Data entries:

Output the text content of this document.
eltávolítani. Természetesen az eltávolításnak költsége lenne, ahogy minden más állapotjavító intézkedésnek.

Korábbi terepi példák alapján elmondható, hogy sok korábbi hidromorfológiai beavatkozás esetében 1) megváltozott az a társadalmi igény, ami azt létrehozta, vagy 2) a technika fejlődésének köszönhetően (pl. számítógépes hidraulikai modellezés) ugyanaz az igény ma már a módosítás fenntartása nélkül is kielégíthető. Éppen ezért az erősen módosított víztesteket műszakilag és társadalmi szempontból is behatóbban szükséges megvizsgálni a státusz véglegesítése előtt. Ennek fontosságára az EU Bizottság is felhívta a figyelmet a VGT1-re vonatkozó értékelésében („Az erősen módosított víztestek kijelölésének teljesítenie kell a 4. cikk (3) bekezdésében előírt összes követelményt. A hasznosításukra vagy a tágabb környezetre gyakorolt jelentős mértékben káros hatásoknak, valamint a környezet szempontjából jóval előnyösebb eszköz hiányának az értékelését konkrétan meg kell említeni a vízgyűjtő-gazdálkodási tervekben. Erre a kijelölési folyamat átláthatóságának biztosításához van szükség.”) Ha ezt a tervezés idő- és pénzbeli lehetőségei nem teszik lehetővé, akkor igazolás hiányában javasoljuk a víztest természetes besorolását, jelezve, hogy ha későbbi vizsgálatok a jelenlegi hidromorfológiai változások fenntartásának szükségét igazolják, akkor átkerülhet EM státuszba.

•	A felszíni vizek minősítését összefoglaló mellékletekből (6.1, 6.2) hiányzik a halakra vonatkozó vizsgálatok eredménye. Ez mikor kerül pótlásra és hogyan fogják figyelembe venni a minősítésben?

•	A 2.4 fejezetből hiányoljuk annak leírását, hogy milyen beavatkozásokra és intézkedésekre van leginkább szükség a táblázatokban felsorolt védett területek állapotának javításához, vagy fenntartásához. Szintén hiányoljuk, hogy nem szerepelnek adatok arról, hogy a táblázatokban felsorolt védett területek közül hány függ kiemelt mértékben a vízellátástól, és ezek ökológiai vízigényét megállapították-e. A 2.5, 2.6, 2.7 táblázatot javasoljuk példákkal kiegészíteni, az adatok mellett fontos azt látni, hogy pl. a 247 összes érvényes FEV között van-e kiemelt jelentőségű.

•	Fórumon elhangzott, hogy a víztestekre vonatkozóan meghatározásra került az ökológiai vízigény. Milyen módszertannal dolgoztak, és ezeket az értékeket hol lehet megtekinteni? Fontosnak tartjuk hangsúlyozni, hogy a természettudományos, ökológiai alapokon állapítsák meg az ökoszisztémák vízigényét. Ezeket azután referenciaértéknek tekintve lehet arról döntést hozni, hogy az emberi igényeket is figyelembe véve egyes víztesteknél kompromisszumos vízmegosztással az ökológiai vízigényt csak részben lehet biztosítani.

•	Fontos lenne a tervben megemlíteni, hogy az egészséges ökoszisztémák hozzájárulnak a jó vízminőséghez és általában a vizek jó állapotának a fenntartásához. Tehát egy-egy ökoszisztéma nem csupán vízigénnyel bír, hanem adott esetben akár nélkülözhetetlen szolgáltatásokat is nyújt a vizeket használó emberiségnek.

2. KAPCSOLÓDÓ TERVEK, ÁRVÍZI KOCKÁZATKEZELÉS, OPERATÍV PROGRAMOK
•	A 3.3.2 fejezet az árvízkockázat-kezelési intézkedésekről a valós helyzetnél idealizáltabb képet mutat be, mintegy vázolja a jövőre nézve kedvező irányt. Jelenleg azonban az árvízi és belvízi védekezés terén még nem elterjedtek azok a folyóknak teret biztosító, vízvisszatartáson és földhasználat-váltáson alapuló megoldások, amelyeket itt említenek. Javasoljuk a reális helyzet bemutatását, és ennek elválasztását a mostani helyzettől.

...

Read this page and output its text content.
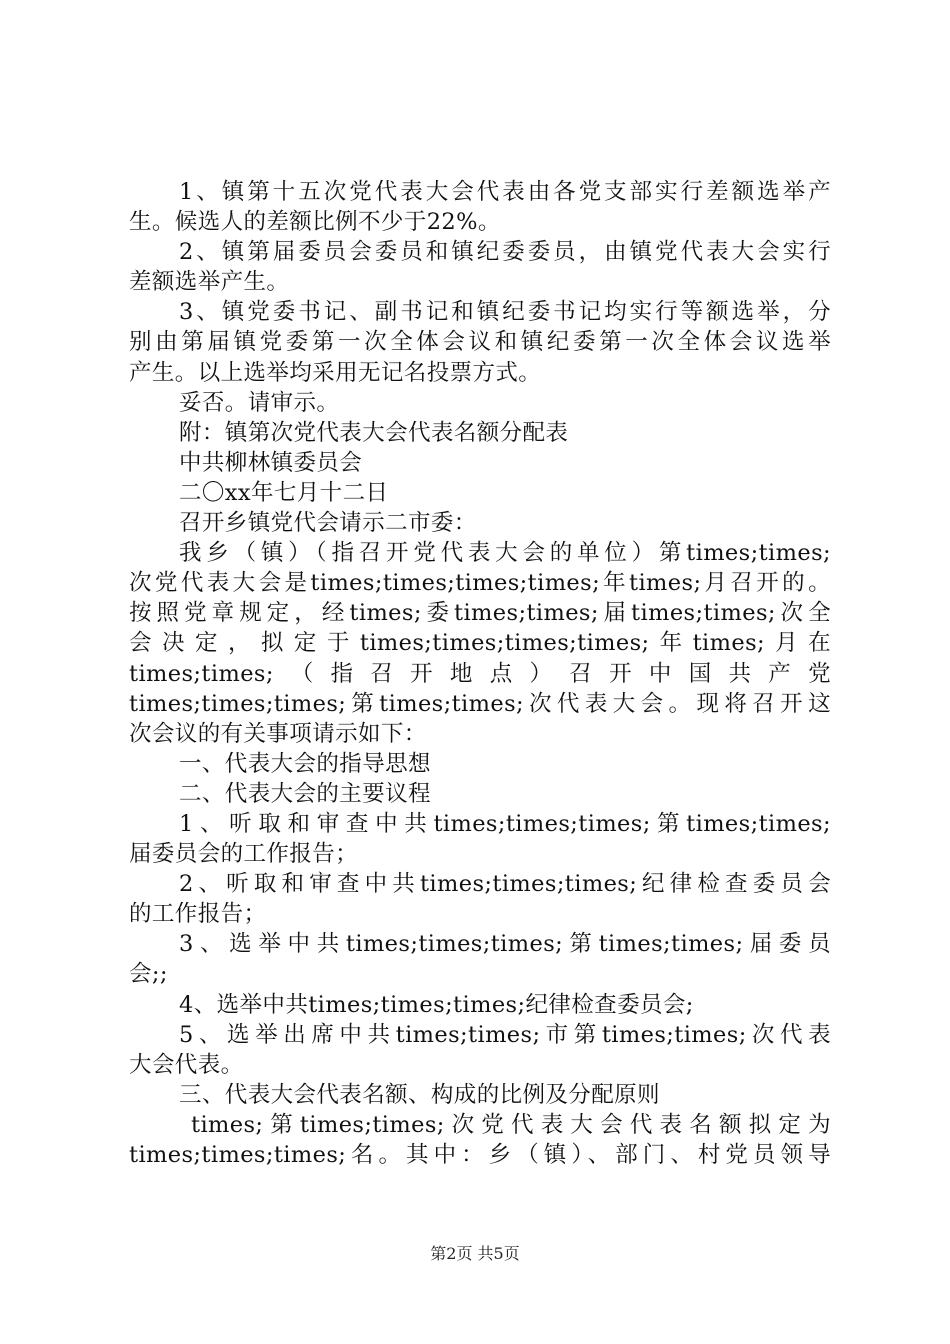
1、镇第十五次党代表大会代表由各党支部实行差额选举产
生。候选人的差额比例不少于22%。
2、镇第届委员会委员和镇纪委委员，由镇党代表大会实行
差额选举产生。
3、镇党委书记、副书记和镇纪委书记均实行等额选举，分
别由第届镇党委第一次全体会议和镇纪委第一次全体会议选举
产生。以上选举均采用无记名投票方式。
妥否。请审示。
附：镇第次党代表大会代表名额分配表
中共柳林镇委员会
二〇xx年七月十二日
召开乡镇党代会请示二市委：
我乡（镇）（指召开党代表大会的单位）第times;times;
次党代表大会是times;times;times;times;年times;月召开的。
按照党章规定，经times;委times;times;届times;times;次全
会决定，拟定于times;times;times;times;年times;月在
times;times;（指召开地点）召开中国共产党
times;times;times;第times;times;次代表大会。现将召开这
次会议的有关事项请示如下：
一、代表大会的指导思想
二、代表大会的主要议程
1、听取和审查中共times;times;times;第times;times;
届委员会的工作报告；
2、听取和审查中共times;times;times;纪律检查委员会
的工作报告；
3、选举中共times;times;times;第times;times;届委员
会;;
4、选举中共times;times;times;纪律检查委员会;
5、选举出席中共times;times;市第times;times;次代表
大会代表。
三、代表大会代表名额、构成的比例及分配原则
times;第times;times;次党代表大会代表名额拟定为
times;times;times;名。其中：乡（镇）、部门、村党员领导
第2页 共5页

...

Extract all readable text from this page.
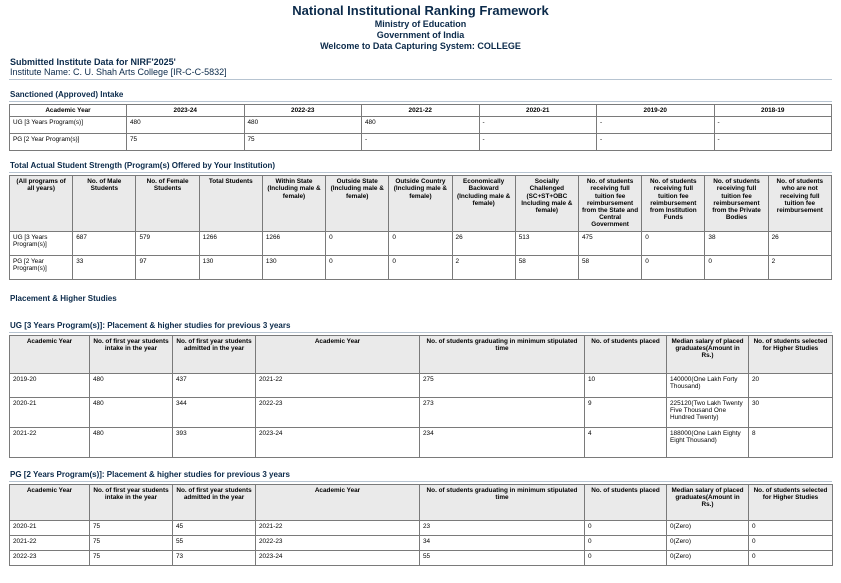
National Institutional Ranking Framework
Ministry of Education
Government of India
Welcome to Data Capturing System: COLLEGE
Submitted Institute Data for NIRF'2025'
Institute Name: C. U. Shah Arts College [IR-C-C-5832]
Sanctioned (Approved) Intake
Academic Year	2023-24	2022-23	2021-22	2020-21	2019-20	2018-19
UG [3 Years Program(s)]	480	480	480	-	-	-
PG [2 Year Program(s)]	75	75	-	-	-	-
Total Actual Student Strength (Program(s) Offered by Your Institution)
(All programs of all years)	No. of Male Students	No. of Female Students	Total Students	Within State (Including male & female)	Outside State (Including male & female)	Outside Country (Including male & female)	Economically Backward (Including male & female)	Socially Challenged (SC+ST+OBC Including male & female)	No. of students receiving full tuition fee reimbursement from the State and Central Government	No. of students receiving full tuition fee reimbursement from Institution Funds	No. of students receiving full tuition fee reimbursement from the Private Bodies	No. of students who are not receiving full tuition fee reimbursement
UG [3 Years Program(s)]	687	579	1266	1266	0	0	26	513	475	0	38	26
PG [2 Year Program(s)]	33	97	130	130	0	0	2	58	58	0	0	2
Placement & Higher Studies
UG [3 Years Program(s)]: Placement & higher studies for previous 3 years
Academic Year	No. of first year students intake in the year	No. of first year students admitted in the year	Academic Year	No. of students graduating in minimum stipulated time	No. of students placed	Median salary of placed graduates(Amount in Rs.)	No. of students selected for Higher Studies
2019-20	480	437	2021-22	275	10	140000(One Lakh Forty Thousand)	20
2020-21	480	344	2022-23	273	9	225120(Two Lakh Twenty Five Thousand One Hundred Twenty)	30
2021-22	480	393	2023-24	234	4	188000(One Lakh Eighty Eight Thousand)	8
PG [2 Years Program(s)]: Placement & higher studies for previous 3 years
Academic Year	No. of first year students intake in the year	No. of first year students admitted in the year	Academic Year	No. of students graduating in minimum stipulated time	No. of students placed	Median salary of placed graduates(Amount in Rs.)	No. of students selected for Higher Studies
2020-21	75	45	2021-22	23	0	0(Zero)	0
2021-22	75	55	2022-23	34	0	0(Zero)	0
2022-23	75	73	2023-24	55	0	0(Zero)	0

• [TASK OBJECTIVE]: Every line that holds the string "from" should be returned.

• [COMPLETE RESPONSE]:
Extract all readable text from this page.
(All programs of all years)	No. of Male Students	No. of Female Students	Total Students	Within State (Including male & female)	Outside State (Including male & female)	Outside Country (Including male & female)	Economically Backward (Including male & female)	Socially Challenged (SC+ST+OBC Including male & female)	No. of students receiving full tuition fee reimbursement from the State and Central Government	No. of students receiving full tuition fee reimbursement from Institution Funds	No. of students receiving full tuition fee reimbursement from the Private Bodies	No. of students who are not receiving full tuition fee reimbursement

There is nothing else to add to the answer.